» Items from a dataset
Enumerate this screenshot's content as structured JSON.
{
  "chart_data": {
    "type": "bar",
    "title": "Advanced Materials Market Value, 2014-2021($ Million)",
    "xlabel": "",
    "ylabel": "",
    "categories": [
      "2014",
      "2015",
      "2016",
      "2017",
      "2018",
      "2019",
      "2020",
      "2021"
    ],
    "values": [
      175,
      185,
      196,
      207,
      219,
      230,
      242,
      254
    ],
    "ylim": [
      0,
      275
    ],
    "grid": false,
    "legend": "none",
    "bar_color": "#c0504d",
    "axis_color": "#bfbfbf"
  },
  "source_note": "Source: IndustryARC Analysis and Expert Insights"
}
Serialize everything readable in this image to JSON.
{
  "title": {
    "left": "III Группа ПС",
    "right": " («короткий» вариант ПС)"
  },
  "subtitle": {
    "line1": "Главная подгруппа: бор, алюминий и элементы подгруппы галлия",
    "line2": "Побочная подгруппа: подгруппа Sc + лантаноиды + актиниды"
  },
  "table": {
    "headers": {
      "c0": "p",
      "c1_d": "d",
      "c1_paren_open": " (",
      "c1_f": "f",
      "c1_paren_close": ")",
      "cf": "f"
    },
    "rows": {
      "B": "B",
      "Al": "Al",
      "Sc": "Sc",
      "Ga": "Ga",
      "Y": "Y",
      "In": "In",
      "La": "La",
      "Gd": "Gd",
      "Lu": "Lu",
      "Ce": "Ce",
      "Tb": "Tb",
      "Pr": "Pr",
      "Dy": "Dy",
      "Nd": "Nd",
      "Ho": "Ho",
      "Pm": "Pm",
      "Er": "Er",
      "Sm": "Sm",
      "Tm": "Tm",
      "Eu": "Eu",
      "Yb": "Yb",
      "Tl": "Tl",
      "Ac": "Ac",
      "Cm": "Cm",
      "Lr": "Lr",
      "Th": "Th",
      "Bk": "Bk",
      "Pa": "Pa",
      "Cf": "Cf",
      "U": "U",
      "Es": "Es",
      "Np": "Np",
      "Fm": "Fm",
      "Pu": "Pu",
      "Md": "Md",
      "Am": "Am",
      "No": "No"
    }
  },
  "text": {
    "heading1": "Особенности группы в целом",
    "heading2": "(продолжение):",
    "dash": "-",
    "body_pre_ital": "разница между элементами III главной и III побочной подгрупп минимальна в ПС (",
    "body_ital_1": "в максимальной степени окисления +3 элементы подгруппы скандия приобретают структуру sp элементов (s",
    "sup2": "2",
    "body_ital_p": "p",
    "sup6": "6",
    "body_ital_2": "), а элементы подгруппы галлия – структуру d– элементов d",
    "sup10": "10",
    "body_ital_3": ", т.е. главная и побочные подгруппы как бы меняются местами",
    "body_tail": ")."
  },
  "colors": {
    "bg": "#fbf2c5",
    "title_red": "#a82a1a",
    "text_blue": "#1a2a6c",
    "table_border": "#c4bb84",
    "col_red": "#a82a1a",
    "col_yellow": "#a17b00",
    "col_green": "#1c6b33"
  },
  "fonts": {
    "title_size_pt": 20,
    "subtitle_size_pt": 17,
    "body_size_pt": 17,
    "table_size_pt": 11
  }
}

» TASK STATEMENT
Write out the entries above once more, without altering anything.

» TASK OUTPUT
Enumerate this screenshot's content as structured JSON.
{
  "chart_data": {
    "type": "bar",
    "title": "Advanced Materials Market Value, 2014-2021($ Million)",
    "xlabel": "",
    "ylabel": "",
    "categories": [
      "2014",
      "2015",
      "2016",
      "2017",
      "2018",
      "2019",
      "2020",
      "2021"
    ],
    "values": [
      175,
      185,
      196,
      207,
      219,
      230,
      242,
      254
    ],
    "ylim": [
      0,
      275
    ],
    "grid": false,
    "legend": "none",
    "bar_color": "#c0504d",
    "axis_color": "#bfbfbf"
  },
  "source_note": "Source: IndustryARC Analysis and Expert Insights"
}
Serialize everything readable in this image to JSON.
{
  "title": {
    "left": "III Группа ПС",
    "right": " («короткий» вариант ПС)"
  },
  "subtitle": {
    "line1": "Главная подгруппа: бор, алюминий и элементы подгруппы галлия",
    "line2": "Побочная подгруппа: подгруппа Sc + лантаноиды + актиниды"
  },
  "table": {
    "headers": {
      "c0": "p",
      "c1_d": "d",
      "c1_paren_open": " (",
      "c1_f": "f",
      "c1_paren_close": ")",
      "cf": "f"
    },
    "rows": {
      "B": "B",
      "Al": "Al",
      "Sc": "Sc",
      "Ga": "Ga",
      "Y": "Y",
      "In": "In",
      "La": "La",
      "Gd": "Gd",
      "Lu": "Lu",
      "Ce": "Ce",
      "Tb": "Tb",
      "Pr": "Pr",
      "Dy": "Dy",
      "Nd": "Nd",
      "Ho": "Ho",
      "Pm": "Pm",
      "Er": "Er",
      "Sm": "Sm",
      "Tm": "Tm",
      "Eu": "Eu",
      "Yb": "Yb",
      "Tl": "Tl",
      "Ac": "Ac",
      "Cm": "Cm",
      "Lr": "Lr",
      "Th": "Th",
      "Bk": "Bk",
      "Pa": "Pa",
      "Cf": "Cf",
      "U": "U",
      "Es": "Es",
      "Np": "Np",
      "Fm": "Fm",
      "Pu": "Pu",
      "Md": "Md",
      "Am": "Am",
      "No": "No"
    }
  },
  "text": {
    "heading1": "Особенности группы в целом",
    "heading2": "(продолжение):",
    "dash": "-",
    "body_pre_ital": "разница между элементами III главной и III побочной подгрупп минимальна в ПС (",
    "body_ital_1": "в максимальной степени окисления +3 элементы подгруппы скандия приобретают структуру sp элементов (s",
    "sup2": "2",
    "body_ital_p": "p",
    "sup6": "6",
    "body_ital_2": "), а элементы подгруппы галлия – структуру d– элементов d",
    "sup10": "10",
    "body_ital_3": ", т.е. главная и побочные подгруппы как бы меняются местами",
    "body_tail": ")."
  },
  "colors": {
    "bg": "#fbf2c5",
    "title_red": "#a82a1a",
    "text_blue": "#1a2a6c",
    "table_border": "#c4bb84",
    "col_red": "#a82a1a",
    "col_yellow": "#a17b00",
    "col_green": "#1c6b33"
  },
  "fonts": {
    "title_size_pt": 20,
    "subtitle_size_pt": 17,
    "body_size_pt": 17,
    "table_size_pt": 11
  }
}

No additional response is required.